Give only the number of lines in the records below that contain the word "peak".
======== DATASET ROWS ========
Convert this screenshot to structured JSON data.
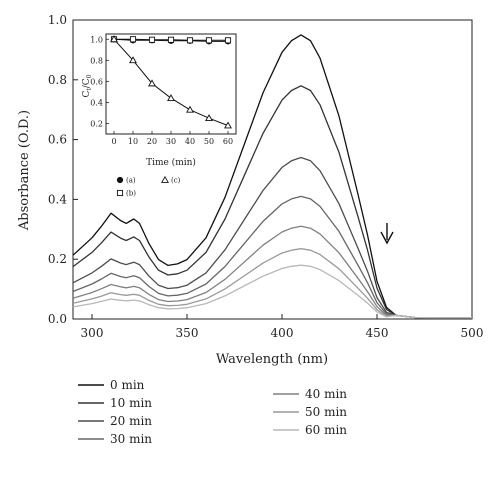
{
  "chart_data": [
    {
      "type": "line",
      "xlabel": "Wavelength (nm)",
      "ylabel": "Absorbance (O.D.)",
      "xlim": [
        290,
        500
      ],
      "ylim": [
        0.0,
        1.0
      ],
      "xticks": [
        300,
        350,
        400,
        450,
        500
      ],
      "yticks": [
        0.0,
        0.2,
        0.4,
        0.6,
        0.8,
        1.0
      ],
      "xtick_labels": [
        "300",
        "350",
        "400",
        "450",
        "500"
      ],
      "ytick_labels": [
        "0.0",
        "0.2",
        "0.4",
        "0.6",
        "0.8",
        "1.0"
      ],
      "grid": false,
      "legend_position": "bottom",
      "annotation": "arrow pointing down near 455 nm indicating decreasing absorbance with time",
      "shape_x": [
        290,
        300,
        305,
        310,
        315,
        318,
        322,
        325,
        330,
        335,
        340,
        345,
        350,
        360,
        370,
        380,
        390,
        400,
        405,
        410,
        415,
        420,
        430,
        440,
        445,
        450,
        455,
        460,
        470,
        480,
        490,
        500
      ],
      "shape_y": [
        0.22,
        0.28,
        0.32,
        0.365,
        0.34,
        0.33,
        0.345,
        0.33,
        0.26,
        0.205,
        0.185,
        0.19,
        0.205,
        0.28,
        0.42,
        0.6,
        0.78,
        0.92,
        0.96,
        0.98,
        0.96,
        0.9,
        0.7,
        0.43,
        0.29,
        0.13,
        0.04,
        0.012,
        0.005,
        0.004,
        0.004,
        0.004
      ],
      "series": [
        {
          "name": "0 min",
          "peak": 0.95,
          "color": "#111111"
        },
        {
          "name": "10 min",
          "peak": 0.78,
          "color": "#333333"
        },
        {
          "name": "20 min",
          "peak": 0.54,
          "color": "#4d4d4d"
        },
        {
          "name": "30 min",
          "peak": 0.41,
          "color": "#666666"
        },
        {
          "name": "40 min",
          "peak": 0.31,
          "color": "#808080"
        },
        {
          "name": "50 min",
          "peak": 0.235,
          "color": "#9a9a9a"
        },
        {
          "name": "60 min",
          "peak": 0.18,
          "color": "#b8b8b8"
        }
      ]
    },
    {
      "type": "line",
      "xlabel": "Time (min)",
      "ylabel": "C/C0",
      "ylabel_main": "C",
      "ylabel_main_sub": "t",
      "ylabel_den": "C",
      "ylabel_den_sub": "0",
      "xlim": [
        0,
        60
      ],
      "ylim": [
        0.1,
        1.05
      ],
      "xticks": [
        0,
        10,
        20,
        30,
        40,
        50,
        60
      ],
      "yticks": [
        0.2,
        0.4,
        0.6,
        0.8,
        1.0
      ],
      "xtick_labels": [
        "0",
        "10",
        "20",
        "30",
        "40",
        "50",
        "60"
      ],
      "ytick_labels": [
        "0.2",
        "0.4",
        "0.6",
        "0.8",
        "1.0"
      ],
      "series": [
        {
          "name": "(a)",
          "marker": "circle-filled",
          "x": [
            0,
            10,
            20,
            30,
            40,
            50,
            60
          ],
          "values": [
            1.0,
            0.99,
            0.99,
            0.985,
            0.985,
            0.98,
            0.98
          ]
        },
        {
          "name": "(b)",
          "marker": "square-open",
          "x": [
            0,
            10,
            20,
            30,
            40,
            50,
            60
          ],
          "values": [
            1.0,
            1.0,
            0.995,
            0.995,
            0.99,
            0.99,
            0.99
          ]
        },
        {
          "name": "(c)",
          "marker": "triangle-open",
          "x": [
            0,
            10,
            20,
            30,
            40,
            50,
            60
          ],
          "values": [
            1.0,
            0.8,
            0.58,
            0.44,
            0.33,
            0.25,
            0.18
          ]
        }
      ]
    }
  ]
}
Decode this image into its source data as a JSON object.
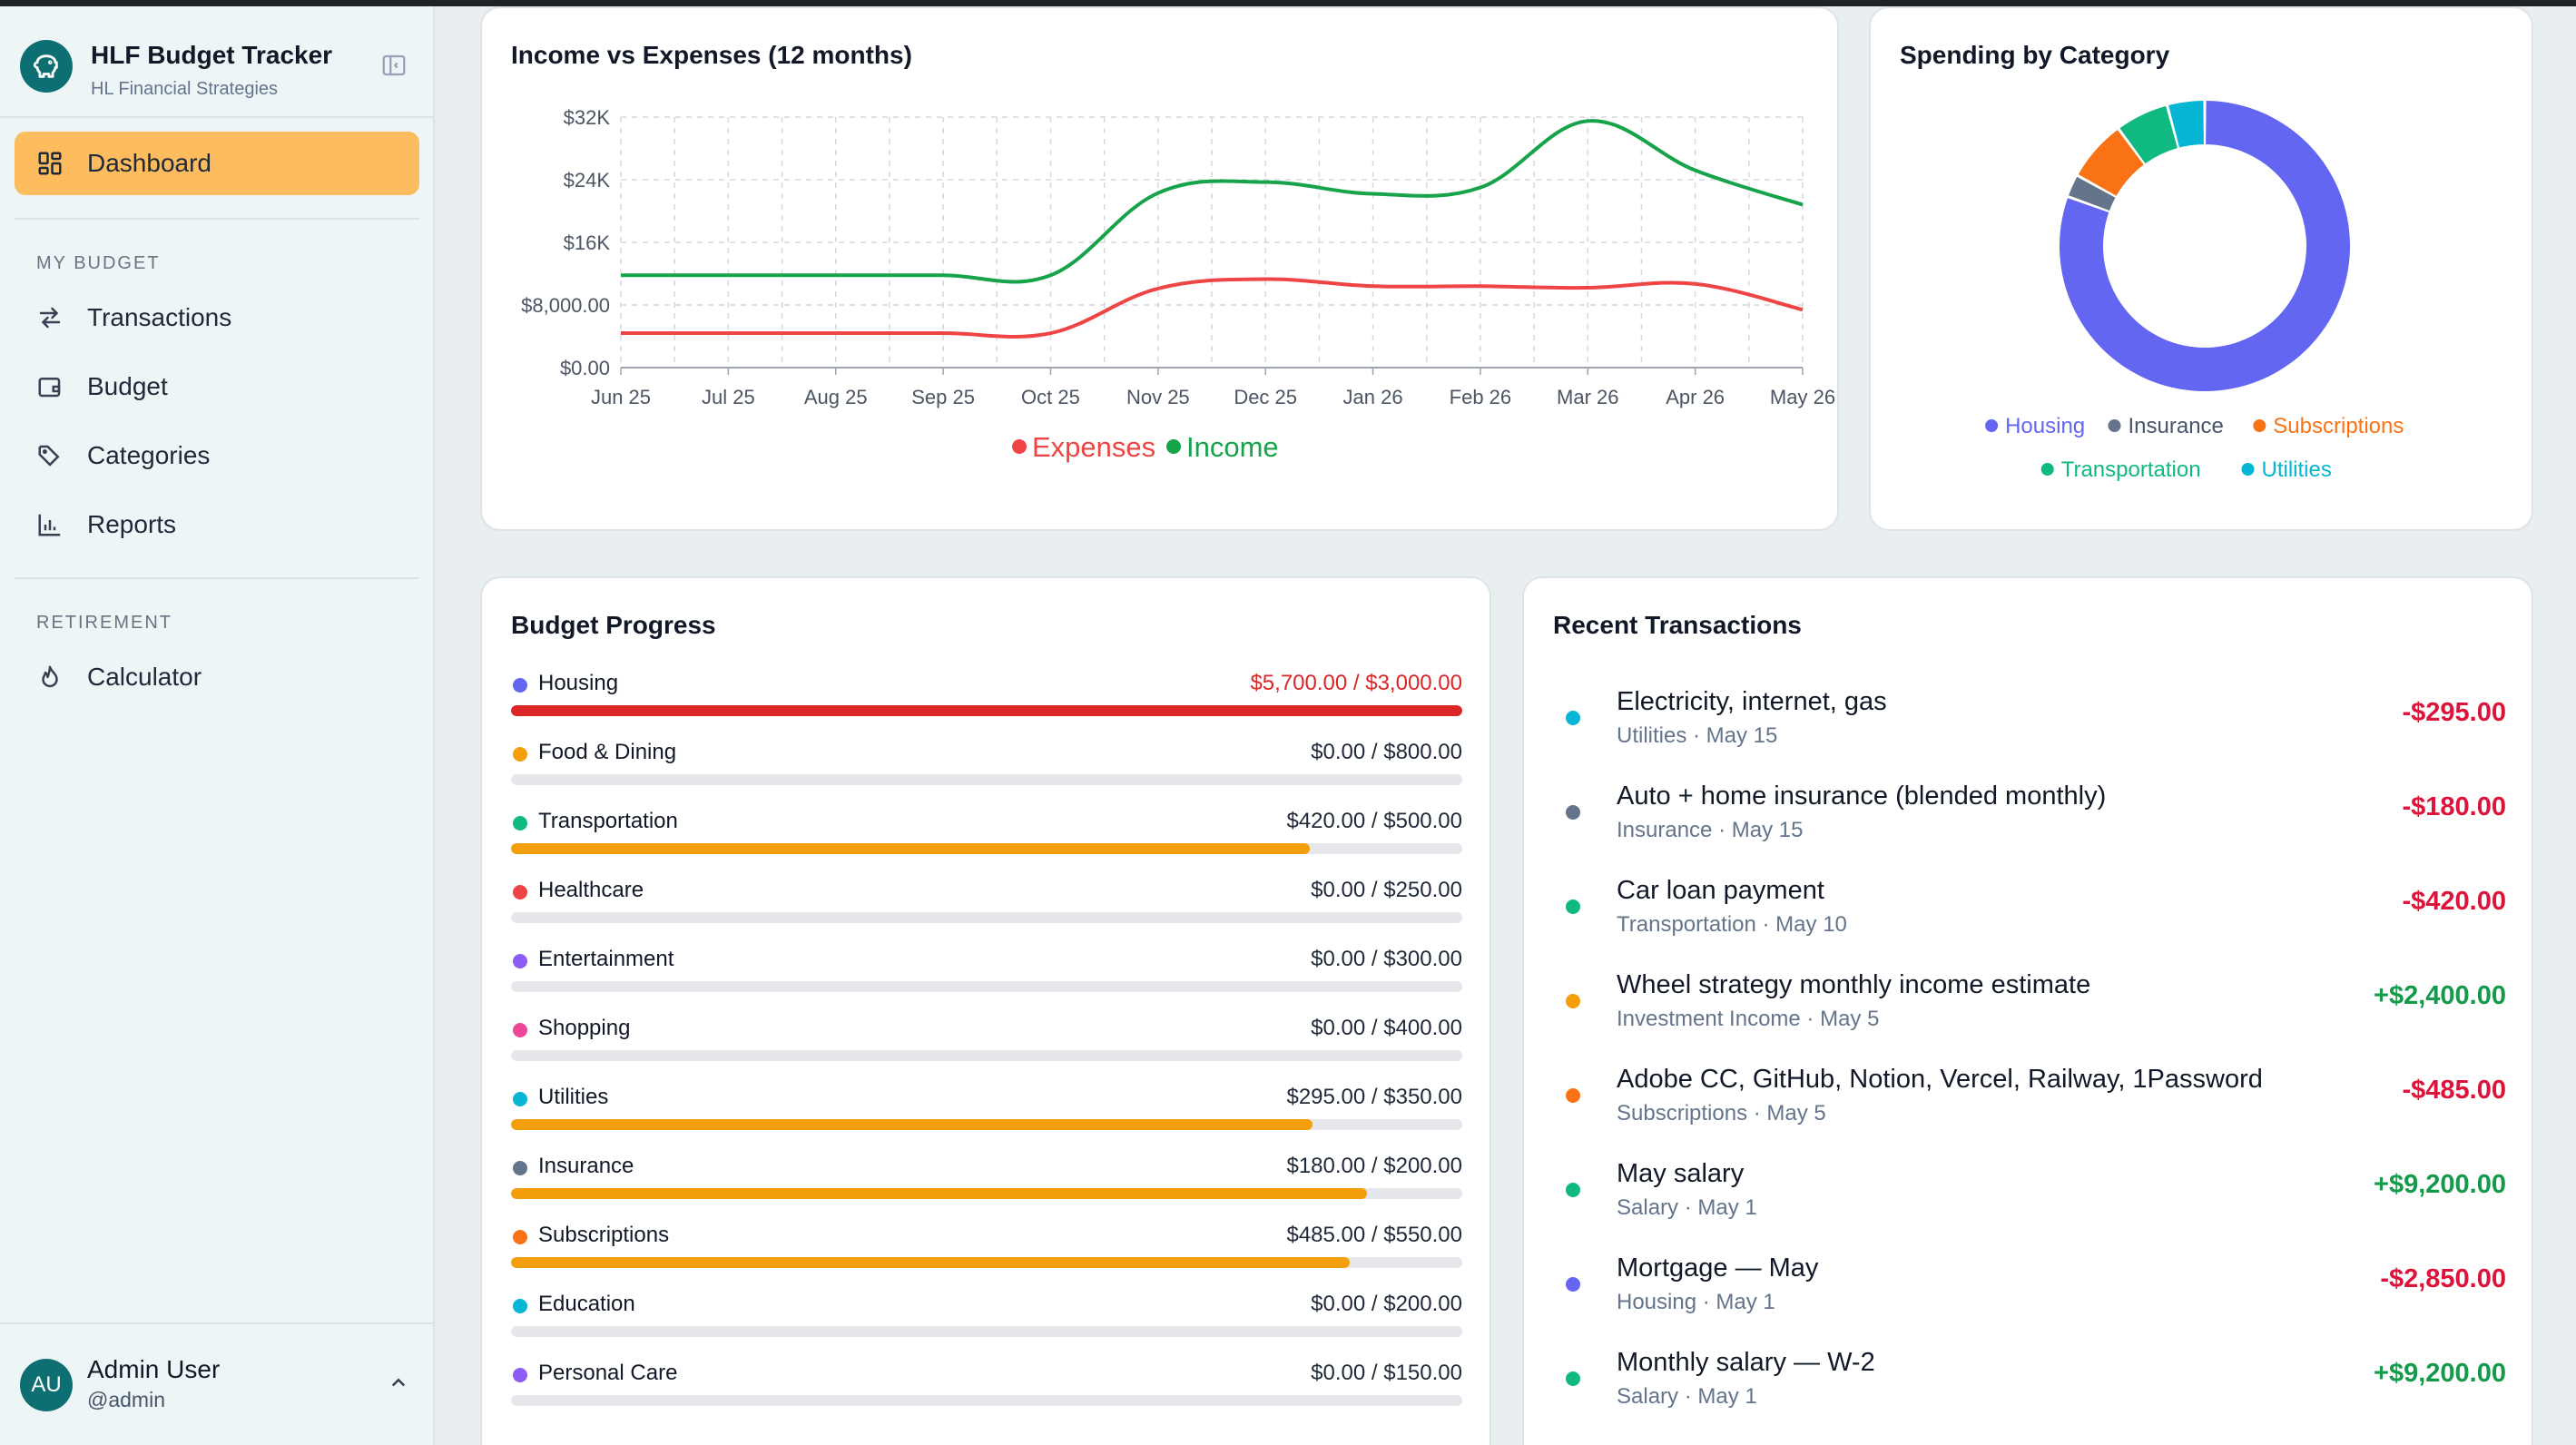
{
  "app": {
    "title": "HLF Budget Tracker",
    "subtitle": "HL Financial Strategies"
  },
  "sidebar": {
    "dashboard": "Dashboard",
    "section_budget": "MY BUDGET",
    "items": [
      {
        "label": "Transactions",
        "icon": "arrows-swap-icon"
      },
      {
        "label": "Budget",
        "icon": "wallet-icon"
      },
      {
        "label": "Categories",
        "icon": "tags-icon"
      },
      {
        "label": "Reports",
        "icon": "bar-chart-icon"
      }
    ],
    "section_retirement": "RETIREMENT",
    "calculator": "Calculator",
    "user": {
      "initials": "AU",
      "name": "Admin User",
      "handle": "@admin"
    }
  },
  "colors": {
    "accent": "#fdbd5f",
    "brand": "#0e6f73",
    "income": "#16a34a",
    "expenses": "#ef4444",
    "negative": "#dc143c",
    "positive": "#15994a",
    "over_budget": "#dc2626",
    "bar": "#f59e0b"
  },
  "income_expenses": {
    "title": "Income vs Expenses (12 months)"
  },
  "spending": {
    "title": "Spending by Category"
  },
  "chart_data": [
    {
      "type": "line",
      "title": "Income vs Expenses (12 months)",
      "x": [
        "Jun 25",
        "Jul 25",
        "Aug 25",
        "Sep 25",
        "Oct 25",
        "Nov 25",
        "Dec 25",
        "Jan 26",
        "Feb 26",
        "Mar 26",
        "Apr 26",
        "May 26"
      ],
      "yticks": [
        "$0.00",
        "$8,000.00",
        "$16K",
        "$24K",
        "$32K"
      ],
      "ylim": [
        0,
        32000
      ],
      "series": [
        {
          "name": "Expenses",
          "color": "#ef4444",
          "values": [
            4400,
            4400,
            4400,
            4400,
            4400,
            10100,
            11300,
            10400,
            10400,
            10200,
            10700,
            7400
          ]
        },
        {
          "name": "Income",
          "color": "#16a34a",
          "values": [
            11800,
            11800,
            11800,
            11800,
            11800,
            22300,
            23700,
            22200,
            23000,
            31500,
            25200,
            20800
          ]
        }
      ],
      "grid": true,
      "legend": "bottom"
    },
    {
      "type": "pie",
      "title": "Spending by Category",
      "categories": [
        "Housing",
        "Insurance",
        "Subscriptions",
        "Transportation",
        "Utilities"
      ],
      "values": [
        5700,
        180,
        485,
        420,
        295
      ],
      "colors": [
        "#6366f1",
        "#64748b",
        "#f97316",
        "#10b981",
        "#06b6d4"
      ],
      "legend": "bottom"
    }
  ],
  "budget": {
    "title": "Budget Progress",
    "rows": [
      {
        "name": "Housing",
        "amount": "$5,700.00 / $3,000.00",
        "dot": "#6366f1",
        "progress": 1.0,
        "over": true
      },
      {
        "name": "Food & Dining",
        "amount": "$0.00 / $800.00",
        "dot": "#f59e0b",
        "progress": 0,
        "over": false
      },
      {
        "name": "Transportation",
        "amount": "$420.00 / $500.00",
        "dot": "#10b981",
        "progress": 0.84,
        "over": false
      },
      {
        "name": "Healthcare",
        "amount": "$0.00 / $250.00",
        "dot": "#ef4444",
        "progress": 0,
        "over": false
      },
      {
        "name": "Entertainment",
        "amount": "$0.00 / $300.00",
        "dot": "#8b5cf6",
        "progress": 0,
        "over": false
      },
      {
        "name": "Shopping",
        "amount": "$0.00 / $400.00",
        "dot": "#ec4899",
        "progress": 0,
        "over": false
      },
      {
        "name": "Utilities",
        "amount": "$295.00 / $350.00",
        "dot": "#06b6d4",
        "progress": 0.843,
        "over": false
      },
      {
        "name": "Insurance",
        "amount": "$180.00 / $200.00",
        "dot": "#64748b",
        "progress": 0.9,
        "over": false
      },
      {
        "name": "Subscriptions",
        "amount": "$485.00 / $550.00",
        "dot": "#f97316",
        "progress": 0.882,
        "over": false
      },
      {
        "name": "Education",
        "amount": "$0.00 / $200.00",
        "dot": "#06b6d4",
        "progress": 0,
        "over": false
      },
      {
        "name": "Personal Care",
        "amount": "$0.00 / $150.00",
        "dot": "#8b5cf6",
        "progress": 0,
        "over": false
      }
    ]
  },
  "transactions": {
    "title": "Recent Transactions",
    "rows": [
      {
        "desc": "Electricity, internet, gas",
        "meta": "Utilities · May 15",
        "amount": "-$295.00",
        "dot": "#06b6d4",
        "positive": false
      },
      {
        "desc": "Auto + home insurance (blended monthly)",
        "meta": "Insurance · May 15",
        "amount": "-$180.00",
        "dot": "#64748b",
        "positive": false
      },
      {
        "desc": "Car loan payment",
        "meta": "Transportation · May 10",
        "amount": "-$420.00",
        "dot": "#10b981",
        "positive": false
      },
      {
        "desc": "Wheel strategy monthly income estimate",
        "meta": "Investment Income · May 5",
        "amount": "+$2,400.00",
        "dot": "#f59e0b",
        "positive": true
      },
      {
        "desc": "Adobe CC, GitHub, Notion, Vercel, Railway, 1Password",
        "meta": "Subscriptions · May 5",
        "amount": "-$485.00",
        "dot": "#f97316",
        "positive": false
      },
      {
        "desc": "May salary",
        "meta": "Salary · May 1",
        "amount": "+$9,200.00",
        "dot": "#10b981",
        "positive": true
      },
      {
        "desc": "Mortgage — May",
        "meta": "Housing · May 1",
        "amount": "-$2,850.00",
        "dot": "#6366f1",
        "positive": false
      },
      {
        "desc": "Monthly salary — W-2",
        "meta": "Salary · May 1",
        "amount": "+$9,200.00",
        "dot": "#10b981",
        "positive": true
      }
    ]
  }
}
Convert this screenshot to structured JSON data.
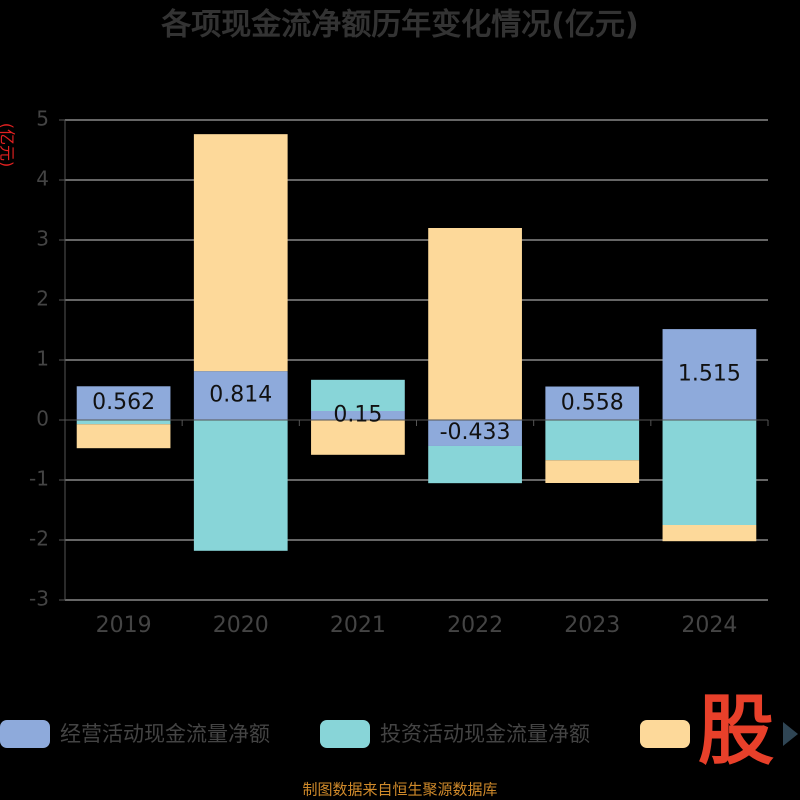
========
COMPLETED EXERCISE: 7